# DOCUMENT EXTRACT
Start of Block

SATVerbalTutor, can you explain what you mean by 'they're the ones who think using "for all" instead of "despite" is wrong'? I'm having trouble coming up with a context in which "for all" is a suitable replacement for "despite".
ReplyDelete“Churchill for all his love of the present hour, his unquenchable appetite for new knowledge, his sense of the technological possibilities of our time, and the restless roaming of his fancy in considering how they might be most imaginatively applied, despite his enthusiasm for Basic English, or the siren suit which so upset his hosts in Moscow - despite all this, Churchill remains a European of the nineteenth century.”
ReplyDelete--Isaiah Berlin
http://thinkexist.com/quotation/churchill-for-all-his-love-of-the-present-hour/379522.html
"For all his love of American politics, Ed Miliband has not flown to Florida to watch the Republican convention."
--Fraser Nelson
http://www.telegraph.co.uk/news/worldnews/republicans/9509099/Cameron-and-Obama-could-soon-be-drowning-in-debt.html
When linguistics transcribe the conversations of highly educated professionals, they find the same thing they find in uneducated nonprofessionals.
ReplyDeleteSome features are the same; some are different.
Talking is radically different from writing.
So true...
The grammar of writing can only be found in writing!
...yet this doesn't quite follow, because speech is radically different in some ways but not others.
Educated speech contains most of the grammar of educated contemporary writing. It emerges in fragments of varying lengths. The average fragment length in speech is much shorter than in writing, but most of the same pattern exemplars show up occasionally. Kids pick up the simplest patterns first, then they begin to recognize and pick up patterns of patterns, with increasing sophistication and complexity that is limited by the sophistication of the input (and their ability to process it). They pick up these patterns from both speech and writing.
A lot of the grammar patterns in educated writing are learned from the speech of educated parents. (I'm mixing "educated" and "standard" here, which is not correct, but I'm going to let it go for now.) That's the main reason that kids like me had an advantage in English classes. The right answer on a grammar test was the one I could imagine my parents saying. The wrong answers sounded like my neighbors (I grew up in the South.)
Yes, writing extends that knowledge to a much broader range of usage patterns than are found in any set of parents, and if those usage patterns are also referred to as the "grammar" of writing then, in that sense, you can only pick up the grammar of writing from reading.
You can't learn to write well without a broad and deep exposure to high-quality writing. Your educated parents probably don't sound Victorian or Shakespearean or Biblical. You need exposure to all of those patterns as well. But you can learn most of the "grammar" of quality writing from the speech of educated parents.

End of Block

# DATA LISTING
Start of Block

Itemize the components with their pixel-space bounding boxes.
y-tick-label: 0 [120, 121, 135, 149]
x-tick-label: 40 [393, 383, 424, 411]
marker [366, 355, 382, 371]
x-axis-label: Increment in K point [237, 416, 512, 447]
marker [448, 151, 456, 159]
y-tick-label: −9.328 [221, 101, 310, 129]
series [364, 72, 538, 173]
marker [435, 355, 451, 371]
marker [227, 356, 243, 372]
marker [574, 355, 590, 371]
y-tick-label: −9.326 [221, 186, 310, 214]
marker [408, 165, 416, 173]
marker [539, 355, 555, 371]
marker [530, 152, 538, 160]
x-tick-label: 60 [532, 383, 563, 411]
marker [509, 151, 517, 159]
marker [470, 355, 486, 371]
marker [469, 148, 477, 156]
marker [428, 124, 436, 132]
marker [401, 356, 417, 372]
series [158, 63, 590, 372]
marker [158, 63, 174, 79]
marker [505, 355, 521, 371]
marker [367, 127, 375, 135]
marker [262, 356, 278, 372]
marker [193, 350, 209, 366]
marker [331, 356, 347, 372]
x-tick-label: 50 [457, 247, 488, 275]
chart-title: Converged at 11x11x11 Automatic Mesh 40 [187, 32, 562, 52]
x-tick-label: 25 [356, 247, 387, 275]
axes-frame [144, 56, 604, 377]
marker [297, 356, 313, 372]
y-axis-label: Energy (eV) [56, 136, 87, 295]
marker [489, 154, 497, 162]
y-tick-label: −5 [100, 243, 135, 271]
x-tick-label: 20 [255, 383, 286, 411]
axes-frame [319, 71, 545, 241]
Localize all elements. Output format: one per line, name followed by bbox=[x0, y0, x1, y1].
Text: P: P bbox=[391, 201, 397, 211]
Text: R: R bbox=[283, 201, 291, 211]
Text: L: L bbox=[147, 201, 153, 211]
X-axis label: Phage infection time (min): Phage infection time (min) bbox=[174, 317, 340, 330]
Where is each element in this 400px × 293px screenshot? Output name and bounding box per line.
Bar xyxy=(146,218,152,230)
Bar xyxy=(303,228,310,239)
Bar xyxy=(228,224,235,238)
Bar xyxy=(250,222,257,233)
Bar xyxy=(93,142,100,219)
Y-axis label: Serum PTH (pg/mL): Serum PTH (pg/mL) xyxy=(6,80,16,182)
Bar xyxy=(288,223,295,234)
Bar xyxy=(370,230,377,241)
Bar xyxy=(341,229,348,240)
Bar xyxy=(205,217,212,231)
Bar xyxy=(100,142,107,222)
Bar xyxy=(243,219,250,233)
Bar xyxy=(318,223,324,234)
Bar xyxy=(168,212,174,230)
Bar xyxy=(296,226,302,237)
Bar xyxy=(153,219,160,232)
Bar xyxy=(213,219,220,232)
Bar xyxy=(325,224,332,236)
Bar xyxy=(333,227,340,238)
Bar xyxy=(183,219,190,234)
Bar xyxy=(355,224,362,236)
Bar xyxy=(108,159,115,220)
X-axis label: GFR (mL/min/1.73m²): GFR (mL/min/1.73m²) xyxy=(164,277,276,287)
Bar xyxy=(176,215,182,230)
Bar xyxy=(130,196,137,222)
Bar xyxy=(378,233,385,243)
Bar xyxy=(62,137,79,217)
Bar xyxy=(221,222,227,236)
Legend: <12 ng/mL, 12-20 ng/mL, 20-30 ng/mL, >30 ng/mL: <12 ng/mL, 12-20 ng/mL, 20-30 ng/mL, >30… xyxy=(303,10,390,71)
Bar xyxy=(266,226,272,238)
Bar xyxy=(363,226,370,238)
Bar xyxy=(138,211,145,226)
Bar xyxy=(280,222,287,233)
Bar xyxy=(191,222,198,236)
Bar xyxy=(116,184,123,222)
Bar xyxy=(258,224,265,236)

End of Block

# PROBLEMS AND TASKS
a) In the comment thread, what did the wrong answers on a grammar test sound like to the commenter who grew up in the South?
b) Repeat the comment thread from "ReplyDelete--Isaiah Berlin" to "but not others.".
c) According to the comment thread, why did kids like the commenter have an advantage in English classes?
The lines have no connection to the comment thread.

# PROBLEM SOLUTIONS
a) They sounded like the commenter's neighbors.

b)
ReplyDelete--Isaiah Berlin
http://thinkexist.com/quotation/churchill-for-all-his-love-of-the-present-hour/379522.html
"For all his love of American politics, Ed Miliband has not flown to Florida to watch the Republican convention."
--Fraser Nelson
http://www.telegraph.co.uk/news/worldnews/republicans/9509099/Cameron-and-Obama-could-soon-be-drowning-in-debt.html
When linguistics transcribe the conversations of highly educated professionals, they find the same thing they find in uneducated nonprofessionals.
ReplyDeleteSome features are the same; some are different.
Talking is radically different from writing.
So true...
The grammar of writing can only be found in writing!
...yet this doesn't quite follow, because speech is radically different in some ways but not others.

c) Many grammar patterns in educated writing are learned from the speech of educated parents. On a grammar test, the right answer was the one the commenter could imagine their parents saying.